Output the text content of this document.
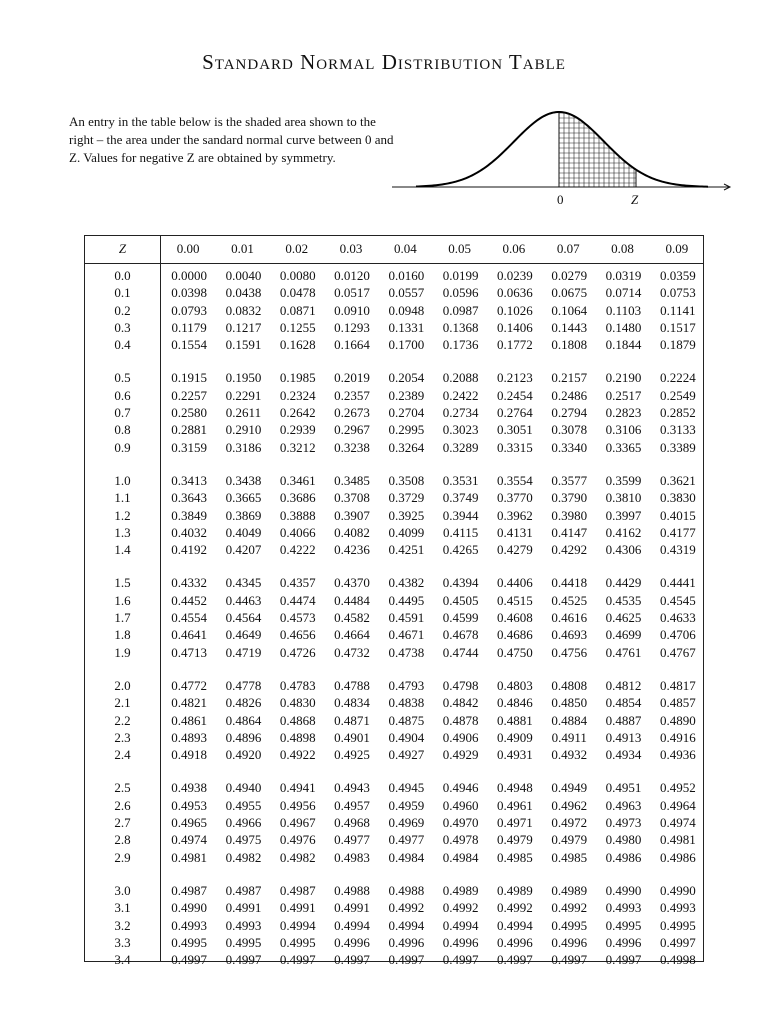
Standard Normal Distribution Table
An entry in the table below is the shaded area shown to the right – the area under the sandard normal curve between 0 and Z. Values for negative Z are obtained by symmetry.
0	Z
Z	0.00	0.01	0.02	0.03	0.04	0.05	0.06	0.07	0.08	0.09
0.0	0.0000	0.0040	0.0080	0.0120	0.0160	0.0199	0.0239	0.0279	0.0319	0.0359
0.1	0.0398	0.0438	0.0478	0.0517	0.0557	0.0596	0.0636	0.0675	0.0714	0.0753
0.2	0.0793	0.0832	0.0871	0.0910	0.0948	0.0987	0.1026	0.1064	0.1103	0.1141
0.3	0.1179	0.1217	0.1255	0.1293	0.1331	0.1368	0.1406	0.1443	0.1480	0.1517
0.4	0.1554	0.1591	0.1628	0.1664	0.1700	0.1736	0.1772	0.1808	0.1844	0.1879
0.5	0.1915	0.1950	0.1985	0.2019	0.2054	0.2088	0.2123	0.2157	0.2190	0.2224
0.6	0.2257	0.2291	0.2324	0.2357	0.2389	0.2422	0.2454	0.2486	0.2517	0.2549
0.7	0.2580	0.2611	0.2642	0.2673	0.2704	0.2734	0.2764	0.2794	0.2823	0.2852
0.8	0.2881	0.2910	0.2939	0.2967	0.2995	0.3023	0.3051	0.3078	0.3106	0.3133
0.9	0.3159	0.3186	0.3212	0.3238	0.3264	0.3289	0.3315	0.3340	0.3365	0.3389
1.0	0.3413	0.3438	0.3461	0.3485	0.3508	0.3531	0.3554	0.3577	0.3599	0.3621
1.1	0.3643	0.3665	0.3686	0.3708	0.3729	0.3749	0.3770	0.3790	0.3810	0.3830
1.2	0.3849	0.3869	0.3888	0.3907	0.3925	0.3944	0.3962	0.3980	0.3997	0.4015
1.3	0.4032	0.4049	0.4066	0.4082	0.4099	0.4115	0.4131	0.4147	0.4162	0.4177
1.4	0.4192	0.4207	0.4222	0.4236	0.4251	0.4265	0.4279	0.4292	0.4306	0.4319
1.5	0.4332	0.4345	0.4357	0.4370	0.4382	0.4394	0.4406	0.4418	0.4429	0.4441
1.6	0.4452	0.4463	0.4474	0.4484	0.4495	0.4505	0.4515	0.4525	0.4535	0.4545
1.7	0.4554	0.4564	0.4573	0.4582	0.4591	0.4599	0.4608	0.4616	0.4625	0.4633
1.8	0.4641	0.4649	0.4656	0.4664	0.4671	0.4678	0.4686	0.4693	0.4699	0.4706
1.9	0.4713	0.4719	0.4726	0.4732	0.4738	0.4744	0.4750	0.4756	0.4761	0.4767
2.0	0.4772	0.4778	0.4783	0.4788	0.4793	0.4798	0.4803	0.4808	0.4812	0.4817
2.1	0.4821	0.4826	0.4830	0.4834	0.4838	0.4842	0.4846	0.4850	0.4854	0.4857
2.2	0.4861	0.4864	0.4868	0.4871	0.4875	0.4878	0.4881	0.4884	0.4887	0.4890
2.3	0.4893	0.4896	0.4898	0.4901	0.4904	0.4906	0.4909	0.4911	0.4913	0.4916
2.4	0.4918	0.4920	0.4922	0.4925	0.4927	0.4929	0.4931	0.4932	0.4934	0.4936
2.5	0.4938	0.4940	0.4941	0.4943	0.4945	0.4946	0.4948	0.4949	0.4951	0.4952
2.6	0.4953	0.4955	0.4956	0.4957	0.4959	0.4960	0.4961	0.4962	0.4963	0.4964
2.7	0.4965	0.4966	0.4967	0.4968	0.4969	0.4970	0.4971	0.4972	0.4973	0.4974
2.8	0.4974	0.4975	0.4976	0.4977	0.4977	0.4978	0.4979	0.4979	0.4980	0.4981
2.9	0.4981	0.4982	0.4982	0.4983	0.4984	0.4984	0.4985	0.4985	0.4986	0.4986
3.0	0.4987	0.4987	0.4987	0.4988	0.4988	0.4989	0.4989	0.4989	0.4990	0.4990
3.1	0.4990	0.4991	0.4991	0.4991	0.4992	0.4992	0.4992	0.4992	0.4993	0.4993
3.2	0.4993	0.4993	0.4994	0.4994	0.4994	0.4994	0.4994	0.4995	0.4995	0.4995
3.3	0.4995	0.4995	0.4995	0.4996	0.4996	0.4996	0.4996	0.4996	0.4996	0.4997
3.4	0.4997	0.4997	0.4997	0.4997	0.4997	0.4997	0.4997	0.4997	0.4997	0.4998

################

*TASK OBJECTIVE*: Replicate the material above verbatim; images stay out of the copy.

*WRITTEN RESPONSE*:
Output the text content of this document.
Standard Normal Distribution Table
An entry in the table below is the shaded area shown to the right – the area under the sandard normal curve between 0 and Z. Values for negative Z are obtained by symmetry.
0	Z
Z	0.00	0.01	0.02	0.03	0.04	0.05	0.06	0.07	0.08	0.09
0.0	0.0000	0.0040	0.0080	0.0120	0.0160	0.0199	0.0239	0.0279	0.0319	0.0359
0.1	0.0398	0.0438	0.0478	0.0517	0.0557	0.0596	0.0636	0.0675	0.0714	0.0753
0.2	0.0793	0.0832	0.0871	0.0910	0.0948	0.0987	0.1026	0.1064	0.1103	0.1141
0.3	0.1179	0.1217	0.1255	0.1293	0.1331	0.1368	0.1406	0.1443	0.1480	0.1517
0.4	0.1554	0.1591	0.1628	0.1664	0.1700	0.1736	0.1772	0.1808	0.1844	0.1879
0.5	0.1915	0.1950	0.1985	0.2019	0.2054	0.2088	0.2123	0.2157	0.2190	0.2224
0.6	0.2257	0.2291	0.2324	0.2357	0.2389	0.2422	0.2454	0.2486	0.2517	0.2549
0.7	0.2580	0.2611	0.2642	0.2673	0.2704	0.2734	0.2764	0.2794	0.2823	0.2852
0.8	0.2881	0.2910	0.2939	0.2967	0.2995	0.3023	0.3051	0.3078	0.3106	0.3133
0.9	0.3159	0.3186	0.3212	0.3238	0.3264	0.3289	0.3315	0.3340	0.3365	0.3389
1.0	0.3413	0.3438	0.3461	0.3485	0.3508	0.3531	0.3554	0.3577	0.3599	0.3621
1.1	0.3643	0.3665	0.3686	0.3708	0.3729	0.3749	0.3770	0.3790	0.3810	0.3830
1.2	0.3849	0.3869	0.3888	0.3907	0.3925	0.3944	0.3962	0.3980	0.3997	0.4015
1.3	0.4032	0.4049	0.4066	0.4082	0.4099	0.4115	0.4131	0.4147	0.4162	0.4177
1.4	0.4192	0.4207	0.4222	0.4236	0.4251	0.4265	0.4279	0.4292	0.4306	0.4319
1.5	0.4332	0.4345	0.4357	0.4370	0.4382	0.4394	0.4406	0.4418	0.4429	0.4441
1.6	0.4452	0.4463	0.4474	0.4484	0.4495	0.4505	0.4515	0.4525	0.4535	0.4545
1.7	0.4554	0.4564	0.4573	0.4582	0.4591	0.4599	0.4608	0.4616	0.4625	0.4633
1.8	0.4641	0.4649	0.4656	0.4664	0.4671	0.4678	0.4686	0.4693	0.4699	0.4706
1.9	0.4713	0.4719	0.4726	0.4732	0.4738	0.4744	0.4750	0.4756	0.4761	0.4767
2.0	0.4772	0.4778	0.4783	0.4788	0.4793	0.4798	0.4803	0.4808	0.4812	0.4817
2.1	0.4821	0.4826	0.4830	0.4834	0.4838	0.4842	0.4846	0.4850	0.4854	0.4857
2.2	0.4861	0.4864	0.4868	0.4871	0.4875	0.4878	0.4881	0.4884	0.4887	0.4890
2.3	0.4893	0.4896	0.4898	0.4901	0.4904	0.4906	0.4909	0.4911	0.4913	0.4916
2.4	0.4918	0.4920	0.4922	0.4925	0.4927	0.4929	0.4931	0.4932	0.4934	0.4936
2.5	0.4938	0.4940	0.4941	0.4943	0.4945	0.4946	0.4948	0.4949	0.4951	0.4952
2.6	0.4953	0.4955	0.4956	0.4957	0.4959	0.4960	0.4961	0.4962	0.4963	0.4964
2.7	0.4965	0.4966	0.4967	0.4968	0.4969	0.4970	0.4971	0.4972	0.4973	0.4974
2.8	0.4974	0.4975	0.4976	0.4977	0.4977	0.4978	0.4979	0.4979	0.4980	0.4981
2.9	0.4981	0.4982	0.4982	0.4983	0.4984	0.4984	0.4985	0.4985	0.4986	0.4986
3.0	0.4987	0.4987	0.4987	0.4988	0.4988	0.4989	0.4989	0.4989	0.4990	0.4990
3.1	0.4990	0.4991	0.4991	0.4991	0.4992	0.4992	0.4992	0.4992	0.4993	0.4993
3.2	0.4993	0.4993	0.4994	0.4994	0.4994	0.4994	0.4994	0.4995	0.4995	0.4995
3.3	0.4995	0.4995	0.4995	0.4996	0.4996	0.4996	0.4996	0.4996	0.4996	0.4997
3.4	0.4997	0.4997	0.4997	0.4997	0.4997	0.4997	0.4997	0.4997	0.4997	0.4998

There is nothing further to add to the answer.